_THE EXERCISE_:
Transcribe the listing word for word.

_ _ _ _ _

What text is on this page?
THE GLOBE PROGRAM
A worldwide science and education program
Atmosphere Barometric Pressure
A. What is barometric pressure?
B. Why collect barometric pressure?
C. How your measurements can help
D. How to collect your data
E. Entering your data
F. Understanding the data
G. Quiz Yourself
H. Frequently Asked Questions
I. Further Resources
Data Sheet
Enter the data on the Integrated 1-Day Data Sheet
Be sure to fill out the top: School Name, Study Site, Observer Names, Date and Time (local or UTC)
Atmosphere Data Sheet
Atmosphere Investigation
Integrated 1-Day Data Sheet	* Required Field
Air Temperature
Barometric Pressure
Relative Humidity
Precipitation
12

_ _ _ _ _

_ANSWER FOR THIS EXERCISE_:
What text is on this page?
THE GLOBE PROGRAM
A worldwide science and education program
Atmosphere Barometric Pressure
A. What is barometric pressure?
B. Why collect barometric pressure?
C. How your measurements can help
D. How to collect your data
E. Entering your data
F. Understanding the data
G. Quiz Yourself
H. Frequently Asked Questions
I. Further Resources
Data Sheet
Enter the data on the Integrated 1-Day Data Sheet
Be sure to fill out the top: School Name, Study Site, Observer Names, Date and Time (local or UTC)
Atmosphere Data Sheet
Atmosphere Investigation
Integrated 1-Day Data Sheet	* Required Field
Air Temperature
Barometric Pressure
Relative Humidity
Precipitation
12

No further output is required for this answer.